## Begin Available records

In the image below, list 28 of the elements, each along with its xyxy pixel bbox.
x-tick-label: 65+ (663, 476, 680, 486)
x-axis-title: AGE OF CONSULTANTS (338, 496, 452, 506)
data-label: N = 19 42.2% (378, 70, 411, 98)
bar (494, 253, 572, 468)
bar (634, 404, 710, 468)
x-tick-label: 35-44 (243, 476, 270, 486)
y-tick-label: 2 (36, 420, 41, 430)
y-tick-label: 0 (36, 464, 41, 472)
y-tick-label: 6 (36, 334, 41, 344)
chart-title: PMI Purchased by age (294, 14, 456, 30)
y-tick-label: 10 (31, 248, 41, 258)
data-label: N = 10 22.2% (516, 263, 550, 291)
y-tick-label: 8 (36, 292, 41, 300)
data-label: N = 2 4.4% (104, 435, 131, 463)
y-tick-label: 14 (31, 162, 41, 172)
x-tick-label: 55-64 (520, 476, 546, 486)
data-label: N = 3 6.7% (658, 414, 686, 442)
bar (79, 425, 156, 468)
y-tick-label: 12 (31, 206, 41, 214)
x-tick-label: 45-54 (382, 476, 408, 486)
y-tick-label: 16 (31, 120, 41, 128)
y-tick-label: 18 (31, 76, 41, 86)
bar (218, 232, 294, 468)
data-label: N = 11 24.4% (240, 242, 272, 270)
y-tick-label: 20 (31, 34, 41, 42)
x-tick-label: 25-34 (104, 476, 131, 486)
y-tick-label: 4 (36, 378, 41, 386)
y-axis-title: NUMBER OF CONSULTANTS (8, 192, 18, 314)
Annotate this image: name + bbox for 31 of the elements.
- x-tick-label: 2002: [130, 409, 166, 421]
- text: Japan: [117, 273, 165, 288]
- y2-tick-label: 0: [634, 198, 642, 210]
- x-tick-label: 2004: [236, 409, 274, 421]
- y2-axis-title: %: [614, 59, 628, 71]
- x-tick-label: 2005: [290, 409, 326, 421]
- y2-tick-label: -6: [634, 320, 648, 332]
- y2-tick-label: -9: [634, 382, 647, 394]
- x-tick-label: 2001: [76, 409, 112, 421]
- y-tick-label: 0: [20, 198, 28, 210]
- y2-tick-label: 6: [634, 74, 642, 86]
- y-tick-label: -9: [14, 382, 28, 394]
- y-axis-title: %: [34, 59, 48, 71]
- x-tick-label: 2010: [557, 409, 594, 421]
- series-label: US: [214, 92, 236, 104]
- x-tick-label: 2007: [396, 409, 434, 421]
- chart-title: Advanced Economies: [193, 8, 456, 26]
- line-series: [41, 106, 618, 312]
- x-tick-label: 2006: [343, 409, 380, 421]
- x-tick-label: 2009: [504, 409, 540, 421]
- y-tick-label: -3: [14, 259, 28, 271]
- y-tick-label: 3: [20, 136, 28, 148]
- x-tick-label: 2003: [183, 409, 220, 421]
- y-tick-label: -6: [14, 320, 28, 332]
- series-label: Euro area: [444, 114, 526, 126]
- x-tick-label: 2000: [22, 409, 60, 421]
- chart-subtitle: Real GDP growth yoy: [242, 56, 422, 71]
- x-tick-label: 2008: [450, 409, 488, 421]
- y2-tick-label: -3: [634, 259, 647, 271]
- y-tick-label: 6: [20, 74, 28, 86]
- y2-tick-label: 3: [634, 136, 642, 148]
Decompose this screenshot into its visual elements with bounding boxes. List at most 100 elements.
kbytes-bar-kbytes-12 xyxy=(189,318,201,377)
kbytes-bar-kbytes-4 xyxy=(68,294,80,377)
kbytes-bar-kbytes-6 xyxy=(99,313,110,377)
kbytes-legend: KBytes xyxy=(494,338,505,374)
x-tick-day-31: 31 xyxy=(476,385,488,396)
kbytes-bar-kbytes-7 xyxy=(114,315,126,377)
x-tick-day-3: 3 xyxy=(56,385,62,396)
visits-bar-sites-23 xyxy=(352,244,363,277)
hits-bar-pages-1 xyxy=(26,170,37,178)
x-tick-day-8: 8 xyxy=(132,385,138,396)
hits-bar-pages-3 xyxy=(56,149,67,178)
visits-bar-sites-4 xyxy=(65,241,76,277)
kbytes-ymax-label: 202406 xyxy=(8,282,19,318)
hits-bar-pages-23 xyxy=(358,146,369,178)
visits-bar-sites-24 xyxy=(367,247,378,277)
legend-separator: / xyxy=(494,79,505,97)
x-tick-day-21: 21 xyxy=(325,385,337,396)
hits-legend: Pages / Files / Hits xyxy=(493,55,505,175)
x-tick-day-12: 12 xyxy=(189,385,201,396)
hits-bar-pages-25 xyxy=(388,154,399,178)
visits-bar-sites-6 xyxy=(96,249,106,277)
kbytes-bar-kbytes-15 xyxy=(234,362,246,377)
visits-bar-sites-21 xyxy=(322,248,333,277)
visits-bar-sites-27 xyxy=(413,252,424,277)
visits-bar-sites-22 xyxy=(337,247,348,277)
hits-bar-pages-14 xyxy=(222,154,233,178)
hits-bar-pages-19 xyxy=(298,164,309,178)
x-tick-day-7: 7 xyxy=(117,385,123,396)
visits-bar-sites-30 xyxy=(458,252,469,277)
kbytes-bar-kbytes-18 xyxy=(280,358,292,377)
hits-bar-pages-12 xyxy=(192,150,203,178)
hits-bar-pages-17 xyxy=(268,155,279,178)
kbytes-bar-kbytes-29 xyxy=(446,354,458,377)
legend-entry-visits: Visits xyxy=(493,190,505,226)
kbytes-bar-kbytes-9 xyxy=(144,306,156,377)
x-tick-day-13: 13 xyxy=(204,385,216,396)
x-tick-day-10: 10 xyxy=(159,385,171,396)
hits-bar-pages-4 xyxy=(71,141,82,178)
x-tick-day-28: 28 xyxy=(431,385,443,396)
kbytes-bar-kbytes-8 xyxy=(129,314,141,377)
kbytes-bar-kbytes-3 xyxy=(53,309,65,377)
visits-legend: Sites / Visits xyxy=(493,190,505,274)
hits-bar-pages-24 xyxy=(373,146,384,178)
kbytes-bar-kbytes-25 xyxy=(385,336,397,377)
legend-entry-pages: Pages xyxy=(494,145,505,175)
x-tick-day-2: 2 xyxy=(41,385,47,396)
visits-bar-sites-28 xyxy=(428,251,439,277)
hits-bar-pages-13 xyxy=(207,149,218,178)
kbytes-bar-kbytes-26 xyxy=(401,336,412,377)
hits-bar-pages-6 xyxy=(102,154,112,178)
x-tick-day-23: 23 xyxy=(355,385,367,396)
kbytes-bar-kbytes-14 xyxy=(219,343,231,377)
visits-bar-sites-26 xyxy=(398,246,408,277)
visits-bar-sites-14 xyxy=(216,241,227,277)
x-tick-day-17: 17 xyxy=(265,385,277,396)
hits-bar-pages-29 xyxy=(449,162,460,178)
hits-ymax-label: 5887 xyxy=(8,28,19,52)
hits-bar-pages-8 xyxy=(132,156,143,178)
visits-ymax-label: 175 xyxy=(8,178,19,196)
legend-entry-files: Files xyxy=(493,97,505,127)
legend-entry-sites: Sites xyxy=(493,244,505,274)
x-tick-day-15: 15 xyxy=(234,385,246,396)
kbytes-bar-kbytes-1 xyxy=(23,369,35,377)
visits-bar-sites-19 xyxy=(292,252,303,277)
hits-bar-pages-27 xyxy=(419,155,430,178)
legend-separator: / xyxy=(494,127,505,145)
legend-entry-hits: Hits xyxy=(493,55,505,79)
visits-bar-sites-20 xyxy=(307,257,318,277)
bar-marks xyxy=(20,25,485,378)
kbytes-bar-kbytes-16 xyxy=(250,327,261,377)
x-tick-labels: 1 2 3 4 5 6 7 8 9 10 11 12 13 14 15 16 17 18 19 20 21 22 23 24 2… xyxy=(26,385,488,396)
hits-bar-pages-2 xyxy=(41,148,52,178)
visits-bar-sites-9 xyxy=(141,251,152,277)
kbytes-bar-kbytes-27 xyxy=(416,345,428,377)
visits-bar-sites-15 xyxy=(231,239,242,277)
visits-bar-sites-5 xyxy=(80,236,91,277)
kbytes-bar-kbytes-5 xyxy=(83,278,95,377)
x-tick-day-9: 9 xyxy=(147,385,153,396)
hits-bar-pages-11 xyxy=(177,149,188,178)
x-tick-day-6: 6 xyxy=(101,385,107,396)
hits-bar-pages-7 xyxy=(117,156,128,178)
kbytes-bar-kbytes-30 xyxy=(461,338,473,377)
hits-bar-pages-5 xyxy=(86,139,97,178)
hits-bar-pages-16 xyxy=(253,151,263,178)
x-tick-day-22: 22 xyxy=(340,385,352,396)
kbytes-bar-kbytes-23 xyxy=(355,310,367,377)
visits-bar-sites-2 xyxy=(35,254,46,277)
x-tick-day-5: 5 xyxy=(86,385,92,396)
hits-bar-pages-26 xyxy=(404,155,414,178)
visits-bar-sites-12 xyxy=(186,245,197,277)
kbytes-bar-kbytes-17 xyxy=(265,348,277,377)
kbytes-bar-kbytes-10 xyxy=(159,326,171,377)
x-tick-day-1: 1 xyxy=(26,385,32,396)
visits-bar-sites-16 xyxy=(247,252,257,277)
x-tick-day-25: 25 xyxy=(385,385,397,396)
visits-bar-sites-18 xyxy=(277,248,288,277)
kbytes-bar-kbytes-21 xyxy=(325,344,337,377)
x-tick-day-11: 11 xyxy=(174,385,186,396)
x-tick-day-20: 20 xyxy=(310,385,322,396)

## End Available records

» **Task requirements**: Please copy out the stretch of records from the start through the line containing "y-tick-label: 10 (31, 248, 41, 258)", reproducing each line precisely.

» **Solution for this task**:
In the image below, list 28 of the elements, each along with its xyxy pixel bbox.
x-tick-label: 65+ (663, 476, 680, 486)
x-axis-title: AGE OF CONSULTANTS (338, 496, 452, 506)
data-label: N = 19 42.2% (378, 70, 411, 98)
bar (494, 253, 572, 468)
bar (634, 404, 710, 468)
x-tick-label: 35-44 (243, 476, 270, 486)
y-tick-label: 2 (36, 420, 41, 430)
y-tick-label: 0 (36, 464, 41, 472)
y-tick-label: 6 (36, 334, 41, 344)
chart-title: PMI Purchased by age (294, 14, 456, 30)
y-tick-label: 10 (31, 248, 41, 258)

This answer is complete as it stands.